[[ Material for this task, beginning ]]

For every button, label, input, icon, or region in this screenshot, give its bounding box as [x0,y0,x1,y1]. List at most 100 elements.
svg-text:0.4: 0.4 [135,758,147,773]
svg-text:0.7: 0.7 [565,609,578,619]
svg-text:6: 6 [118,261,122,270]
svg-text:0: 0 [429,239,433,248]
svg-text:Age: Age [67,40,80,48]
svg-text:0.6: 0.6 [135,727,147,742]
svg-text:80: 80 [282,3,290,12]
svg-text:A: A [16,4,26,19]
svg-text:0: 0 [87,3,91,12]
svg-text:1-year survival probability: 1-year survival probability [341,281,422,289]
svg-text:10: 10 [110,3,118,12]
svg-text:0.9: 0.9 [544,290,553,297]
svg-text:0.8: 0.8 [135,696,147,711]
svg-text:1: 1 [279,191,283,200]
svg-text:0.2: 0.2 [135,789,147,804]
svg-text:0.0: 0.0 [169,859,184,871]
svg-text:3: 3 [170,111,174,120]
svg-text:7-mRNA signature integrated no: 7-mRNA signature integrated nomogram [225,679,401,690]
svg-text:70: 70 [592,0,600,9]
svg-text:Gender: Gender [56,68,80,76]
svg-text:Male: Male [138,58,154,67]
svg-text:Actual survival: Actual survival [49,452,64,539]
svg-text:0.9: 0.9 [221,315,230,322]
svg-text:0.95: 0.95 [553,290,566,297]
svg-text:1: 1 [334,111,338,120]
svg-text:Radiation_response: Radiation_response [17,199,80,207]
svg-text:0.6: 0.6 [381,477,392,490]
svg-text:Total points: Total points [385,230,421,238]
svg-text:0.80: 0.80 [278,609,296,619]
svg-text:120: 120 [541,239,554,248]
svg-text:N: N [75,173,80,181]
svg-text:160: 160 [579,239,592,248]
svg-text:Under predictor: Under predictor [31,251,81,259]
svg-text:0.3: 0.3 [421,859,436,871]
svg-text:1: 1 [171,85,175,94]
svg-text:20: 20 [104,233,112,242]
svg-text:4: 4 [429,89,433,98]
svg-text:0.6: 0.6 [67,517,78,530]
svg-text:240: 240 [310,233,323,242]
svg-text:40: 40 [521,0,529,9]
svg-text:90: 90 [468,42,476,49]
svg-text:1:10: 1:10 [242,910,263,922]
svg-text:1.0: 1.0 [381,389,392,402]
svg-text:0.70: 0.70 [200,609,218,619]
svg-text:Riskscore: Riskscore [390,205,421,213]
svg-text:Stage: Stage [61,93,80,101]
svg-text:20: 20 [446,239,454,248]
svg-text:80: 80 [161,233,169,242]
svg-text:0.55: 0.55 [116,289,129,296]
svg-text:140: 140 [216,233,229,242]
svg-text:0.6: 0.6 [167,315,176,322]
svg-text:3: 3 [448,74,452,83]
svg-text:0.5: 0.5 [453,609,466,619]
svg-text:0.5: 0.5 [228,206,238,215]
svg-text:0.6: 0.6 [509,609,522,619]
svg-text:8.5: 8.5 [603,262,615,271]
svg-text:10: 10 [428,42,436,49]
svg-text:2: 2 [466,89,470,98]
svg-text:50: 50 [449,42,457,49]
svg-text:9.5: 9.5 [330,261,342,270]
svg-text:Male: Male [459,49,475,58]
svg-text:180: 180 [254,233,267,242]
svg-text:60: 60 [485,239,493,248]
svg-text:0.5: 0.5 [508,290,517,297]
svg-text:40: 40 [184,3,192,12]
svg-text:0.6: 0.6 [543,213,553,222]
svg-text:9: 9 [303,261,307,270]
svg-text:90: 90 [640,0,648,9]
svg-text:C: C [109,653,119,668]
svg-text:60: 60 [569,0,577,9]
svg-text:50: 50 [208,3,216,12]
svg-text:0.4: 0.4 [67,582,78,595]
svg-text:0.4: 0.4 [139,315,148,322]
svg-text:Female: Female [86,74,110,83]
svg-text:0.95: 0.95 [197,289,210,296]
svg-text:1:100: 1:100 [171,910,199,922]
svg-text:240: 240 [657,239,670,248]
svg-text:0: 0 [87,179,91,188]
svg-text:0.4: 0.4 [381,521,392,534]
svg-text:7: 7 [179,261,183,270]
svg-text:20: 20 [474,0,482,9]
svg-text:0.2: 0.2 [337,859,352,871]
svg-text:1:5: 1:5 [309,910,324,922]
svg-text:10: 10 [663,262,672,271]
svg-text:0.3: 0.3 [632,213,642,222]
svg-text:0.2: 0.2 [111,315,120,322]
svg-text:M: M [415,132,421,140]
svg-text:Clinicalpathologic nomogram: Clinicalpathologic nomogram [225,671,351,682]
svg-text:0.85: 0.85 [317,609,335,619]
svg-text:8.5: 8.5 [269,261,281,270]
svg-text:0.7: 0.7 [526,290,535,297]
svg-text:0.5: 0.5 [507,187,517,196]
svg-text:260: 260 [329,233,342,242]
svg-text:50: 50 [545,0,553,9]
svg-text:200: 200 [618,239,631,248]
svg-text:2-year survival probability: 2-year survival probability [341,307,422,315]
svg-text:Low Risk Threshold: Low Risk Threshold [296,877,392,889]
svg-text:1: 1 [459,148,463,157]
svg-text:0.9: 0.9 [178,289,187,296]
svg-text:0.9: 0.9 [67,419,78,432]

[[ Material for this task, end ]]

For each line above that includes "nomogram", make a copy.

- _Output of the exercise_
svg-text:7-mRNA signature integrated no: 7-mRNA signature integrated nomogram [225,679,401,690]
svg-text:Clinicalpathologic nomogram: Clinicalpathologic nomogram [225,671,351,682]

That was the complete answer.